▸ **Problem statement**
Each line containing the word "Dollar" must be collected.

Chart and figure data
START

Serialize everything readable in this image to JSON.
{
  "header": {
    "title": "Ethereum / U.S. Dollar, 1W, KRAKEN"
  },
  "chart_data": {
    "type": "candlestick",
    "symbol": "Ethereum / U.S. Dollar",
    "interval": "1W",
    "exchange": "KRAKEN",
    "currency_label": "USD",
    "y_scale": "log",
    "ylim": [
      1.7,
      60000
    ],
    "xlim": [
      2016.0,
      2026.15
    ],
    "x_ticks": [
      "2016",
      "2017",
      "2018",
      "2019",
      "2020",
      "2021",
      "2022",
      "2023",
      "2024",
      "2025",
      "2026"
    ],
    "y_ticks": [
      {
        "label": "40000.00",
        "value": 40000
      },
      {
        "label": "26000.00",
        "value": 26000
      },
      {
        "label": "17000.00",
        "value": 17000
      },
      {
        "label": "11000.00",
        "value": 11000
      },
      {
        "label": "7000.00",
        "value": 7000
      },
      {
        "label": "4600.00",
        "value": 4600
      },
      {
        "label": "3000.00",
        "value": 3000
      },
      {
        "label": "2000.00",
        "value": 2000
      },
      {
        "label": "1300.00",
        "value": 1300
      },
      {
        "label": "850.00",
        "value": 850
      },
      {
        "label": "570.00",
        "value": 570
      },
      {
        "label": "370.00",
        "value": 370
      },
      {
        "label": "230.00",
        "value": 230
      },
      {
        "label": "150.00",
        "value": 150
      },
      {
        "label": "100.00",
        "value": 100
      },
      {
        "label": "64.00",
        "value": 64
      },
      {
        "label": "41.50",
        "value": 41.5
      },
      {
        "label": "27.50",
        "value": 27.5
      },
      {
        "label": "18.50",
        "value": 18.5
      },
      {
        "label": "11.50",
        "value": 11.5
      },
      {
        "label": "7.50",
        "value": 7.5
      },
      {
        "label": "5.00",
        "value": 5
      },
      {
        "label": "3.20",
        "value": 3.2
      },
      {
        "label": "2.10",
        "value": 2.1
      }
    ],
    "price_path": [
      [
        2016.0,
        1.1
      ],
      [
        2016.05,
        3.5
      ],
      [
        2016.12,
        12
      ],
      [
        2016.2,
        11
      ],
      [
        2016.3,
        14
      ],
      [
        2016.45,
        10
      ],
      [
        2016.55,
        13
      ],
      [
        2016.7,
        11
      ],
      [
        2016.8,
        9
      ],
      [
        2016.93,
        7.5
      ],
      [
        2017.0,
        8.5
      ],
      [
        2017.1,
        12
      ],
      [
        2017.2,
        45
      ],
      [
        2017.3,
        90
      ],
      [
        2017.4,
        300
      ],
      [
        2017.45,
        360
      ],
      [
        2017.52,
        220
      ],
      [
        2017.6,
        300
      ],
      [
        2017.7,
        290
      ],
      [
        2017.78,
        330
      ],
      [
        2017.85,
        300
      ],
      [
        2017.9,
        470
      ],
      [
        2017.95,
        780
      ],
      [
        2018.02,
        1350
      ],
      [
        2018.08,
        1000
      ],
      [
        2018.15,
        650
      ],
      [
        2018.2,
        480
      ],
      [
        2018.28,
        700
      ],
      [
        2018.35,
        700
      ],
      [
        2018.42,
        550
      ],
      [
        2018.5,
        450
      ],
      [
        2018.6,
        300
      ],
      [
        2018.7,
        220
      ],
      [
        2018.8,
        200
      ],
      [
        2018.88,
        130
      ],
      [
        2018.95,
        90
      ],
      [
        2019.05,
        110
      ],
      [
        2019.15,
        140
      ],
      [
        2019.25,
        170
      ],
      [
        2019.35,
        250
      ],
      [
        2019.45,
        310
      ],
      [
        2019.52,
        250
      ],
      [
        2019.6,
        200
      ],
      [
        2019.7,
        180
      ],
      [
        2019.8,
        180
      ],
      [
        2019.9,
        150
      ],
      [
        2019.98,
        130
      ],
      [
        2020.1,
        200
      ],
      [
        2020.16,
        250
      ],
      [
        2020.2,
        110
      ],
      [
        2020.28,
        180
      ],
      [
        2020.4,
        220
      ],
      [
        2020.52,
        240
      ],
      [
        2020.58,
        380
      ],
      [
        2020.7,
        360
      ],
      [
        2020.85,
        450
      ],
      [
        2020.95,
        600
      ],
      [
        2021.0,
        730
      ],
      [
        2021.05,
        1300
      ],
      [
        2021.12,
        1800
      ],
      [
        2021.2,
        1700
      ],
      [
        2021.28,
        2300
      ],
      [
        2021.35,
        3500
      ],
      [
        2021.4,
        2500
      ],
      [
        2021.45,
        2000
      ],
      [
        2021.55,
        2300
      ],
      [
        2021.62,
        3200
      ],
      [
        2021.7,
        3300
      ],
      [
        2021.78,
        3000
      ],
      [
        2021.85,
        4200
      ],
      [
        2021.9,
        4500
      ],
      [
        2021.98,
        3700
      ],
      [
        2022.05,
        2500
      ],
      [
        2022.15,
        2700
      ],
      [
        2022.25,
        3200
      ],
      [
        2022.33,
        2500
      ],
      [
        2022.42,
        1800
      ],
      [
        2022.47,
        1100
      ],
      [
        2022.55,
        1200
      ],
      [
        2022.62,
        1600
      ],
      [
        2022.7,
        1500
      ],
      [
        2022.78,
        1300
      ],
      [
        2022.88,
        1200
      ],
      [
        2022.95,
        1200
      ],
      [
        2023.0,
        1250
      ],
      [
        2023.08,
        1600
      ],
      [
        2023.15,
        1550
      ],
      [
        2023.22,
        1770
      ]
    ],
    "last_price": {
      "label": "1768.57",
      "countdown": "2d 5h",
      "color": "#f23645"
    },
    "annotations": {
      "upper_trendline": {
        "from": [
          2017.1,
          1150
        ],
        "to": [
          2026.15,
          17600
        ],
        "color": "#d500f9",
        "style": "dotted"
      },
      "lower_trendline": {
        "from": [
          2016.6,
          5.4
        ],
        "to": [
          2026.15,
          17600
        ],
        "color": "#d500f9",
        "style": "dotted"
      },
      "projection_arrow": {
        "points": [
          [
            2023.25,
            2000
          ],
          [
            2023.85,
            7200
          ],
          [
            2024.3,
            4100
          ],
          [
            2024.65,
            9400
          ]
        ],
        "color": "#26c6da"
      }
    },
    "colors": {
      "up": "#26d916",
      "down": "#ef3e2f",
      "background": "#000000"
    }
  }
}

END

▸ **Task result**
    "title": "Ethereum / U.S. Dollar, 1W, KRAKEN"
    "symbol": "Ethereum / U.S. Dollar",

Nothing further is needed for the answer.